Exercise instructions:
Copy every line from the data below in which the string "dates" can be found.
───── Supplied information
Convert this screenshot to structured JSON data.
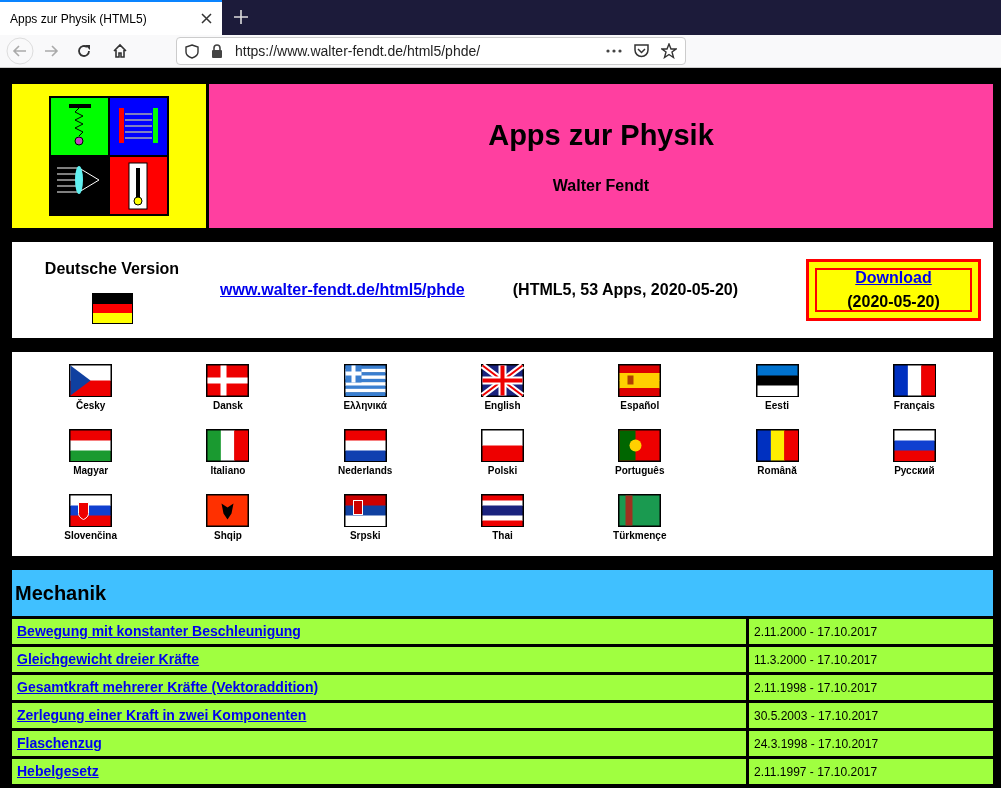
{
  "browser": {
    "tab_title": "Apps zur Physik (HTML5)",
    "url": "https://www.walter-fendt.de/html5/phde/"
  },
  "header": {
    "title": "Apps zur Physik",
    "author": "Walter Fendt"
  },
  "version": {
    "label": "Deutsche Version",
    "link": "www.walter-fendt.de/html5/phde",
    "info": "(HTML5, 53 Apps, 2020-05-20)",
    "download": "Download",
    "download_date": "(2020-05-20)"
  },
  "languages": [
    "Česky",
    "Dansk",
    "Ελληνικά",
    "English",
    "Español",
    "Eesti",
    "Français",
    "Magyar",
    "Italiano",
    "Nederlands",
    "Polski",
    "Português",
    "Română",
    "Русский",
    "Slovenčina",
    "Shqip",
    "Srpski",
    "Thai",
    "Türkmençe"
  ],
  "section": {
    "title": "Mechanik",
    "rows": [
      {
        "app": "Bewegung mit konstanter Beschleunigung",
        "dates": "2.11.2000 - 17.10.2017"
      },
      {
        "app": "Gleichgewicht dreier Kräfte",
        "dates": "11.3.2000 - 17.10.2017"
      },
      {
        "app": "Gesamtkraft mehrerer Kräfte (Vektoraddition)",
        "dates": "2.11.1998 - 17.10.2017"
      },
      {
        "app": "Zerlegung einer Kraft in zwei Komponenten",
        "dates": "30.5.2003 - 17.10.2017"
      },
      {
        "app": "Flaschenzug",
        "dates": "24.3.1998 - 17.10.2017"
      },
      {
        "app": "Hebelgesetz",
        "dates": "2.11.1997 - 17.10.2017"
      }
    ]
  }
}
──────────
Completed exercise:
        "dates": "2.11.2000 - 17.10.2017"
        "dates": "11.3.2000 - 17.10.2017"
        "dates": "2.11.1998 - 17.10.2017"
        "dates": "30.5.2003 - 17.10.2017"
        "dates": "24.3.1998 - 17.10.2017"
        "dates": "2.11.1997 - 17.10.2017"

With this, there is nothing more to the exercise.